**EXERCISE REQUIREMENTS**
For each line that holds "color", copy the line out.

★ ★ ★ ★ ★

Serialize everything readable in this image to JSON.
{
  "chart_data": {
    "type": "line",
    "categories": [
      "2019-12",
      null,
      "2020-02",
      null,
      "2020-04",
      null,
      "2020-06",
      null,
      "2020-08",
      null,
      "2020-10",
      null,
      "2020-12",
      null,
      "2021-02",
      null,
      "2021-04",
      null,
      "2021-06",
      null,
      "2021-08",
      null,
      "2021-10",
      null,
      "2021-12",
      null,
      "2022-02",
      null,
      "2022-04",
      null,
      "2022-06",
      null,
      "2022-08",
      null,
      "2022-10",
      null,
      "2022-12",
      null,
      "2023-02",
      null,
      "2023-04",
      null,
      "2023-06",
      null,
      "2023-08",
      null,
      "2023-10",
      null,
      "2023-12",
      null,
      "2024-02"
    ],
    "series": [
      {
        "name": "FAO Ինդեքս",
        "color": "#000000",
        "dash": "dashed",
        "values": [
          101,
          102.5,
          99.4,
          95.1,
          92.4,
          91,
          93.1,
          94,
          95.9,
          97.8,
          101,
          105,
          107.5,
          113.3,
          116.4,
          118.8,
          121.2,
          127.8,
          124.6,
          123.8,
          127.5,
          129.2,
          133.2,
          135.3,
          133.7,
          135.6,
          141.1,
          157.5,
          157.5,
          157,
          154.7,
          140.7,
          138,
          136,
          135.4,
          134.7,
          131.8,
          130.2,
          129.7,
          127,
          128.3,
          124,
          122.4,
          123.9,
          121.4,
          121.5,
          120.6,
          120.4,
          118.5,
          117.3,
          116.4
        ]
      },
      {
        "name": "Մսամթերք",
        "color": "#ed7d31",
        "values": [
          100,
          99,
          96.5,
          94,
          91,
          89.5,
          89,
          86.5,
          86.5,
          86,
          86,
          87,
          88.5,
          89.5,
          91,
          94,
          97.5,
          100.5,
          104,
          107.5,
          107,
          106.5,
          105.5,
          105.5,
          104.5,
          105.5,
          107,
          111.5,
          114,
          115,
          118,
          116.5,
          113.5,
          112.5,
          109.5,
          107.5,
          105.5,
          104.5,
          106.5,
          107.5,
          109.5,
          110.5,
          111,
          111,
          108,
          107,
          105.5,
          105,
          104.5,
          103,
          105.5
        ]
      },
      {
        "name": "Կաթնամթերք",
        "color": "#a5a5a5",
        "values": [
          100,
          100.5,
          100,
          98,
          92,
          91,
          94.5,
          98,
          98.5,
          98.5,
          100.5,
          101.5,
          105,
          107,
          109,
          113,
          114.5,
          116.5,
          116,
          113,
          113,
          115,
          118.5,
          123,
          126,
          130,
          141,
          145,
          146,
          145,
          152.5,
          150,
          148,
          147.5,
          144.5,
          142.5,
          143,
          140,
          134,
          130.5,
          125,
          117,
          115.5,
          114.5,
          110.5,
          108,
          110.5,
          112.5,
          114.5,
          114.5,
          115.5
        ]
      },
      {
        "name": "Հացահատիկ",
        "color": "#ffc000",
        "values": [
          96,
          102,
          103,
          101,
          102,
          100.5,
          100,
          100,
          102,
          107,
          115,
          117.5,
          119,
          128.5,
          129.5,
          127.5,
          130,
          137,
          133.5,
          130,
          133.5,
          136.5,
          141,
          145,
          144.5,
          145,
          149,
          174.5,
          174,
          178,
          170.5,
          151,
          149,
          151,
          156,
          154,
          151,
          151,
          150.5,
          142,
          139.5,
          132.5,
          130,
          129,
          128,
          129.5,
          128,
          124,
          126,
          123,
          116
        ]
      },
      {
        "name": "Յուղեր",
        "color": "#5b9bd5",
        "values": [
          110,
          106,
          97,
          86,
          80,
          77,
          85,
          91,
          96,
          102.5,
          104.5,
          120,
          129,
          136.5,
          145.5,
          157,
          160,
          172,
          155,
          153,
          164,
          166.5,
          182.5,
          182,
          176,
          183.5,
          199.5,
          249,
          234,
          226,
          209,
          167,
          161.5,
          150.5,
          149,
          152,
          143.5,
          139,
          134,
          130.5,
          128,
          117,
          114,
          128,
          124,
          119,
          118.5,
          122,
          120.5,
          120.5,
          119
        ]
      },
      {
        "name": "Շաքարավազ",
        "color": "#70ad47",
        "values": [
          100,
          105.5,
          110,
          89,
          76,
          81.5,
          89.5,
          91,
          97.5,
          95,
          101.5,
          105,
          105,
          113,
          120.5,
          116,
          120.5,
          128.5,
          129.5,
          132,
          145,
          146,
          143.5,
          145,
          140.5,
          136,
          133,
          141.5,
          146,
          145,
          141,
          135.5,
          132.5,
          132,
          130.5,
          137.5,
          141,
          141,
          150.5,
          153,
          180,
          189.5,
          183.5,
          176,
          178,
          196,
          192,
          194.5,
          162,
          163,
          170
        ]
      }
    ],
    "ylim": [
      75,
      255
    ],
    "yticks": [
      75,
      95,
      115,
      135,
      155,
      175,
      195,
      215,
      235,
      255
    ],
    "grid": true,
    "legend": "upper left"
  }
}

★ ★ ★ ★ ★

**ANSWER FOR THE TASK**
        "color": "#000000",
        "color": "#ed7d31",
        "color": "#a5a5a5",
        "color": "#ffc000",
        "color": "#5b9bd5",
        "color": "#70ad47",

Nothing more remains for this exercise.